Task goal:
Collect each line holding the string "committed".

Records for this exercise:

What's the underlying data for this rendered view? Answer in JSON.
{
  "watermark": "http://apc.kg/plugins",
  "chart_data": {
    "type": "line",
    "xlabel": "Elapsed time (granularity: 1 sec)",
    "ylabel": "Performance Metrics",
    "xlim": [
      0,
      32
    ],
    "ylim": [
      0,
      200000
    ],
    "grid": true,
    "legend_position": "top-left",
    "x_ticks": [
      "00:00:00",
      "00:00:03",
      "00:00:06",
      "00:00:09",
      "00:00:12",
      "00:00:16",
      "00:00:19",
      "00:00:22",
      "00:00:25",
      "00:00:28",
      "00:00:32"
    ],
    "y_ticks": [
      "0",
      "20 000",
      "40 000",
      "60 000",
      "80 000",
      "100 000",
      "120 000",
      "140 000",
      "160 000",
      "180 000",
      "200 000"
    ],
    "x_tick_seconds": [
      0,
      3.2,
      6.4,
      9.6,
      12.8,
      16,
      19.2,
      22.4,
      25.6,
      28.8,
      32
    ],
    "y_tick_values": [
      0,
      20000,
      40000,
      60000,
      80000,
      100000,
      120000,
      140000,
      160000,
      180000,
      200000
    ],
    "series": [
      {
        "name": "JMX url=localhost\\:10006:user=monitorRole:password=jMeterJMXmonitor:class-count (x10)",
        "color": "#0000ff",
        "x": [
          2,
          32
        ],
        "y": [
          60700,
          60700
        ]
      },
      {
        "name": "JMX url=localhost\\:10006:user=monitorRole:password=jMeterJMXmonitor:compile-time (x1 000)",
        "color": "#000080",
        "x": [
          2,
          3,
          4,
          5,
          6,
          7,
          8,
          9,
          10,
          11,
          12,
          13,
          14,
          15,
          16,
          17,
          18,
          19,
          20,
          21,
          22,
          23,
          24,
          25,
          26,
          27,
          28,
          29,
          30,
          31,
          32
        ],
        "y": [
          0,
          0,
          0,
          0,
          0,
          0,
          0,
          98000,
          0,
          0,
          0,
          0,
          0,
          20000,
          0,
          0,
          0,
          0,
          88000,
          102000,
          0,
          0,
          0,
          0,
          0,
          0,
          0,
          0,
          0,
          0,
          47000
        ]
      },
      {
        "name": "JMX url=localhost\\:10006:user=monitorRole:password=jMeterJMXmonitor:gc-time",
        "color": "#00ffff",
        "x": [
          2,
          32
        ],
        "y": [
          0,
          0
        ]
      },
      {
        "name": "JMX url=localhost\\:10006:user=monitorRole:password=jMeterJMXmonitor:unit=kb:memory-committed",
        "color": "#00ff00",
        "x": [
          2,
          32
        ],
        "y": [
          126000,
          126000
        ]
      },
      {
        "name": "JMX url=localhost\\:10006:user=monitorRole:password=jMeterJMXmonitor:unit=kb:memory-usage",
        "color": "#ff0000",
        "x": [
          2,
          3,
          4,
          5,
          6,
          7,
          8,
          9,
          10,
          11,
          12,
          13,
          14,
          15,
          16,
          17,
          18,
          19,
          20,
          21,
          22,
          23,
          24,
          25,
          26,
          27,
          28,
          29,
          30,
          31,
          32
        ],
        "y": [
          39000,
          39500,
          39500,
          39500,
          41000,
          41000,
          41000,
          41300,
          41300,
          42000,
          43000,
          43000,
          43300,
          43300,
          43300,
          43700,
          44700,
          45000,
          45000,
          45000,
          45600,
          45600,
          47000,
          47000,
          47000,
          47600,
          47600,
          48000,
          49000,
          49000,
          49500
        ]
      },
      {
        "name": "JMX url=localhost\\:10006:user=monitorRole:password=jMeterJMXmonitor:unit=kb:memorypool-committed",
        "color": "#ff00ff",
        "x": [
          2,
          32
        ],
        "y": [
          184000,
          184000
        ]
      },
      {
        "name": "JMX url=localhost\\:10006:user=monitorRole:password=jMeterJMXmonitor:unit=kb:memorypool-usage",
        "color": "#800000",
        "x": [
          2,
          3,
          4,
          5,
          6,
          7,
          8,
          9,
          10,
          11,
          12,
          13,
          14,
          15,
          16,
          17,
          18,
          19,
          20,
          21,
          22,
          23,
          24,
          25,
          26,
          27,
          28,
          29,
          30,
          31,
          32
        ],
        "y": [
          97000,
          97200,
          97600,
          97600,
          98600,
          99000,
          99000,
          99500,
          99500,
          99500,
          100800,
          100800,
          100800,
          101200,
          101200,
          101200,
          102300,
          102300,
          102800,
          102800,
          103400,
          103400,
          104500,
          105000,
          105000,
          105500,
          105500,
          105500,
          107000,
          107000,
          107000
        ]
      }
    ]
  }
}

Result:
        "name": "JMX url=localhost\\:10006:user=monitorRole:password=jMeterJMXmonitor:unit=kb:memory-committed",
        "name": "JMX url=localhost\\:10006:user=monitorRole:password=jMeterJMXmonitor:unit=kb:memorypool-committed",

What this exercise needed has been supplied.